◆ **Document**:
----------------------------------------

Charles Murray has made the widening of class divisions in America since the relatively egalitarian Eisenhower-Kennedy era the theme of his current book, Coming Apart: The State of White America, 1960 – 2010. Indeed, the phenomenon has been remarked by observers as ideologically disparate as Pat Buchanan, Paul Krugman, and Benjamin Schwarz.

But why did class divisions widen? Murray says, in a throwaway line in Coming Apart, that the growing problems of the white working class don’t have much to do with race or immigration. Of course, these days, you have to say that to be accepted in polite society. Only poor white trash would think otherwise.

In fact, it’s obvious that class, race, and immigration are indeed intimately intertwined in complicated ways. But we are less and less equipped to understand them—as class taboos harden over what refined folk are supposed to notice about race and immigration.

In my next article, I will review some of the substantive ways that immigration impacts the white working class.

But for now let’s consider the evolution of ideological norms in the upper reaches of American society that has largely taken this question off the table. Among the intelligentsia, why has not thinking intelligently about immigration become a mark of gentility?

The most obvious explanation: class-based economic self-interest. People higher up the social pyramid compete less with immigrants, especially illegal immigrants, and employ them more.

But this straightforward class account has been self-servingly obscured, in recent years, by the imposition of taboos borrowed from the subject of race. In 1994, Murray notoriously transgressed the boundaries of good taste by co-authoring with the late Richard J. Herrnstein an 845-page work of social science, The Bell Curve. The book was mostly about class. But nobody remembers that because the fraction on race so scandalized the bien-pensants.

Since then, the immigration debate has been increasingly paralyzed same racial taboo. Yet as late as the beginning of the 21st century, it was common for the Main Stream Media to regard limiting immigration for the benefit of the working class as thinkable and even logical.

This change can be traced in New York Times editorials on immigration. Today, when reading the Times’ frenzied editorials demonizing immigration patriots as evil nativists, it’s remarkable to recall that when I started writing for VDARE in 2000, the NYT editorial board and VDARE.com were substantially on the same side on illegal immigration. We both argued that massive unskilled illegal immigration was bad for the American working class.

For example, on February 22, 2000, the New York Times editorialized against what would become the central immigration policy push of the Bush-Kennedy-McCain establishment in that new decade. As Peter Brimelow noted at the time, it actually cited the work of George Borjas. It concluded:

“Amnesty would undermine the integrity of the country's immigration laws and would depress the wages of its lowest-paid native-born workers. … The primary problem with amnesties is that they beget more illegal immigration. … It is also unfair to unskilled workers already in the United States.”

[Hasty Call for Amnesty, February 22, 2000]

Thus, back in 2000, the NYT itself was “nativist.” It was expressing concern about “native-born workers”—exactly as if their welfare should be of more concern to Americans than the welfare of foreign lawbreakers!

And this was a respectable liberal position back then. For example, Bill Clinton appointed a widely admired black lesbian, former Congresswoman Barbara Jordan, to chair a Commission on Immigration Reform. She reported back that not only should the laws against illegal immigration be enforced, but that legal immigration should be tightened, too. In 1996, Clinton publicly endorsed Jordan’s findings—although, of course, nothing was done, largely because the Smith-Simpson bill that embodied them was sabotaged by Republican Treason Lobby operatives led by Senator Spencer Abraham.

----------------------------------------

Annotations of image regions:
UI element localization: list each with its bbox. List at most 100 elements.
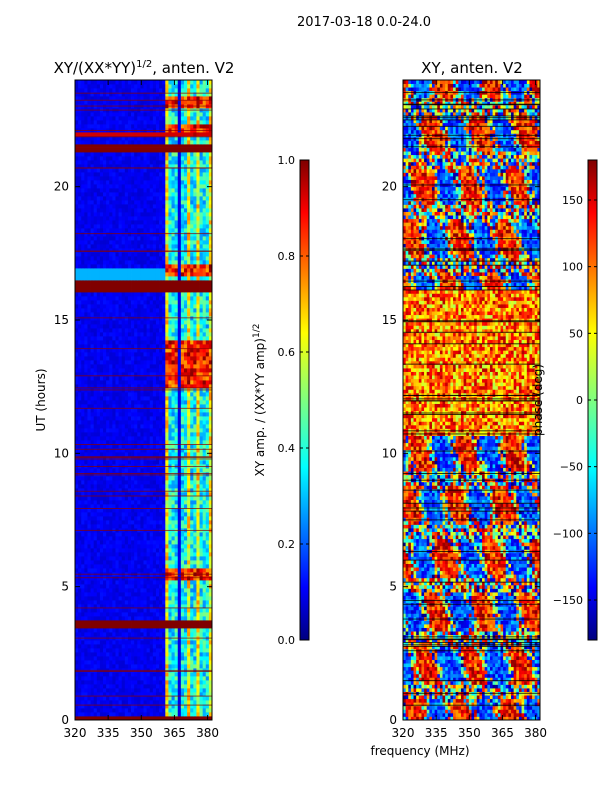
amp-cell: [196, 504, 200, 508]
amp-cell: [131, 676, 135, 680]
amp-cell: [84, 684, 88, 688]
amp-cell: [131, 600, 135, 604]
amp-cell: [109, 556, 113, 560]
amp-cell: [109, 620, 113, 624]
amp-cell: [119, 652, 123, 656]
amp-cell: [165, 640, 169, 644]
amp-cell: [115, 532, 119, 536]
amp-cell: [184, 580, 188, 584]
amp-cell: [100, 536, 104, 540]
amp-cell: [125, 552, 129, 556]
amp-cell: [103, 500, 107, 504]
amp-cell: [87, 672, 91, 676]
amp-cell: [91, 516, 95, 520]
amp-cell: [137, 684, 141, 688]
amp-cell: [203, 532, 207, 536]
amp-cell: [196, 560, 200, 564]
amp-cell: [196, 568, 200, 572]
amp-cell: [165, 536, 169, 540]
amp-cell: [150, 676, 154, 680]
amp-cell: [200, 588, 204, 592]
amp-cell: [122, 584, 126, 588]
amp-cell: [122, 696, 126, 700]
amp-cell: [181, 596, 185, 600]
amp-cell: [203, 676, 207, 680]
amp-cell: [150, 700, 154, 704]
amp-cell: [184, 700, 188, 704]
amp-cell: [91, 612, 95, 616]
amp-cell: [153, 488, 157, 492]
amp-cell: [131, 488, 135, 492]
amp-cell: [147, 532, 151, 536]
amp-cell: [178, 628, 182, 632]
amp-cell: [119, 544, 123, 548]
amp-cell: [103, 532, 107, 536]
amp-cell: [103, 512, 107, 516]
amp-cell: [100, 628, 104, 632]
amp-cell: [168, 580, 172, 584]
amp-cell: [103, 516, 107, 520]
amp-cell: [75, 532, 79, 536]
amp-cell: [122, 644, 126, 648]
amp-cell: [112, 496, 116, 500]
amp-cell: [203, 628, 207, 632]
amp-cell: [165, 560, 169, 564]
amp-cell: [181, 632, 185, 636]
amp-cell: [144, 536, 148, 540]
amp-cell: [206, 684, 210, 688]
amp-cell: [156, 576, 160, 580]
amp-cell: [106, 608, 110, 612]
amp-cell: [156, 624, 160, 628]
amp-cell: [140, 488, 144, 492]
amp-cell: [193, 512, 197, 516]
amp-cell: [175, 556, 179, 560]
amp-cell: [103, 600, 107, 604]
amp-cell: [206, 652, 210, 656]
amp-cell: [184, 680, 188, 684]
amp-cell: [115, 560, 119, 564]
amp-cell: [172, 612, 176, 616]
amp-cell: [131, 672, 135, 676]
amp-cell: [119, 656, 123, 660]
amp-cell: [144, 660, 148, 664]
amp-cell: [172, 644, 176, 648]
amp-cell: [131, 536, 135, 540]
amp-cell: [131, 560, 135, 564]
amp-cell: [94, 500, 98, 504]
amp-cell: [168, 548, 172, 552]
amp-cell: [100, 672, 104, 676]
amp-cell: [134, 512, 138, 516]
amp-cell: [131, 708, 135, 712]
amp-cell: [78, 632, 82, 636]
amp-cell: [91, 592, 95, 596]
amp-cell: [193, 544, 197, 548]
amp-cell: [106, 628, 110, 632]
amp-cell: [131, 696, 135, 700]
amp-cell: [119, 640, 123, 644]
amp-cell: [181, 644, 185, 648]
amp-cell: [147, 612, 151, 616]
amp-cell: [150, 640, 154, 644]
amp-cell: [206, 564, 210, 568]
amp-cell: [91, 688, 95, 692]
amp-cell: [84, 616, 88, 620]
amp-cell: [81, 568, 85, 572]
amp-cell: [175, 564, 179, 568]
amp-cell: [181, 588, 185, 592]
amp-cell: [94, 516, 98, 520]
amp-cell: [91, 512, 95, 516]
amp-cell: [153, 496, 157, 500]
amp-cell: [165, 584, 169, 588]
amp-cell: [103, 544, 107, 548]
amp-cell: [156, 564, 160, 568]
amp-cell: [125, 664, 129, 668]
amp-cell: [147, 712, 151, 716]
amp-cell: [87, 644, 91, 648]
amp-cell: [206, 504, 210, 508]
amp-cell: [128, 548, 132, 552]
amp-cell: [181, 568, 185, 572]
amp-cell: [131, 596, 135, 600]
amp-cell: [81, 556, 85, 560]
amp-cell: [84, 652, 88, 656]
amp-cell: [140, 612, 144, 616]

----------------------------------------

◆ **Complete the following**:
- a) In the article on class and immigration, whom did Bill Clinton appoint to chair the Commission on Immigration Reform?
- b) Carry on the article on class and immigration from its last sentence.
The listing has no connection to the article on class and immigration.

◆ **Answers to each task**:
- a) Former Congresswoman Barbara Jordan.

- b)
[Clinton Embraces a Proposal To Cut Immigration by a Third, By Robert Pear, NYT, June 8, 1995]

The NYT’s concern about the impact of immigration on native-born workers was in sharp contrast to the Wall Street Journal’s chief editorialist Robert Bartley, who had been calling for a five-word Constitutional amendment reading “There shall be open borders” since 1984

From the standpoint of traditional class politics, the split between the New York Times and the Wall Street Journal on immigration was hardly surprising. The WSJ was the mouthpiece of employers who wanted to make higher profits by paying lower wages. In contrast, the NYT saw itself as defending to the interests of the American workingman, along with the Democratic Party. This is hardly to say that NYT editorials back then were written by rough-handed sons of toil—just that being on the opposite side of the class struggle from the WSJ was part of their self-image.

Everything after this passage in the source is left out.